▸ **GIVEN PROBLEM**
Copy every record exactly, and keep the pictures out.

▸ **RECORDS FOR THIS TASK**
## Begin

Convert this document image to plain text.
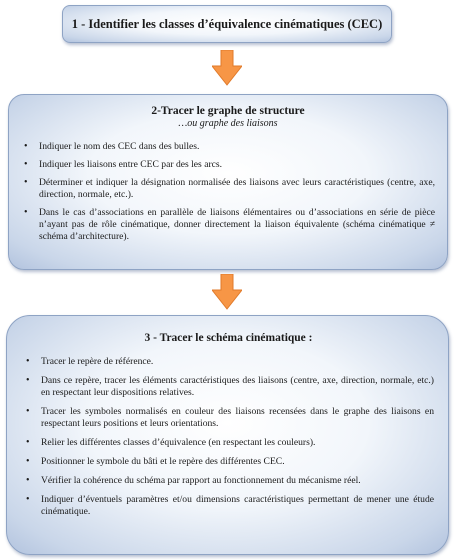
1 - Identifier les classes d’équivalence cinématiques (CEC)
2-Tracer le graphe de structure
…ou graphe des liaisons
• Indiquer le nom des CEC dans des bulles.
• Indiquer les liaisons entre CEC par des les arcs.
• Déterminer et indiquer la désignation normalisée des liaisons avec leurs caractéristiques (centre, axe, direction, normale, etc.).
• Dans le cas d’associations en parallèle de liaisons élémentaires ou d’associations en série de pièce n’ayant pas de rôle cinématique, donner directement la liaison équivalente (schéma cinématique ≠ schéma d’architecture).
3 - Tracer le schéma cinématique :
• Tracer le repère de référence.
• Dans ce repère, tracer les éléments caractéristiques des liaisons (centre, axe, direction, normale, etc.) en respectant leur dispositions relatives.
• Tracer les symboles normalisés en couleur des liaisons recensées dans le graphe des liaisons en respectant leurs positions et leurs orientations.
• Relier les différentes classes d’équivalence (en respectant les couleurs).
• Positionner le symbole du bâti et le repère des différentes CEC.
• Vérifier la cohérence du schéma par rapport au fonctionnement du mécanisme réel.
• Indiquer d’éventuels paramètres et/ou dimensions caractéristiques permettant de mener une étude cinématique.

## End

▸ **COMPLETE OUTPUT**
Convert this document image to plain text.
1 - Identifier les classes d’équivalence cinématiques (CEC)
2-Tracer le graphe de structure
…ou graphe des liaisons
• Indiquer le nom des CEC dans des bulles.
• Indiquer les liaisons entre CEC par des les arcs.
• Déterminer et indiquer la désignation normalisée des liaisons avec leurs caractéristiques (centre, axe, direction, normale, etc.).
• Dans le cas d’associations en parallèle de liaisons élémentaires ou d’associations en série de pièce n’ayant pas de rôle cinématique, donner directement la liaison équivalente (schéma cinématique ≠ schéma d’architecture).
3 - Tracer le schéma cinématique :
• Tracer le repère de référence.
• Dans ce repère, tracer les éléments caractéristiques des liaisons (centre, axe, direction, normale, etc.) en respectant leur dispositions relatives.
• Tracer les symboles normalisés en couleur des liaisons recensées dans le graphe des liaisons en respectant leurs positions et leurs orientations.
• Relier les différentes classes d’équivalence (en respectant les couleurs).
• Positionner le symbole du bâti et le repère des différentes CEC.
• Vérifier la cohérence du schéma par rapport au fonctionnement du mécanisme réel.
• Indiquer d’éventuels paramètres et/ou dimensions caractéristiques permettant de mener une étude cinématique.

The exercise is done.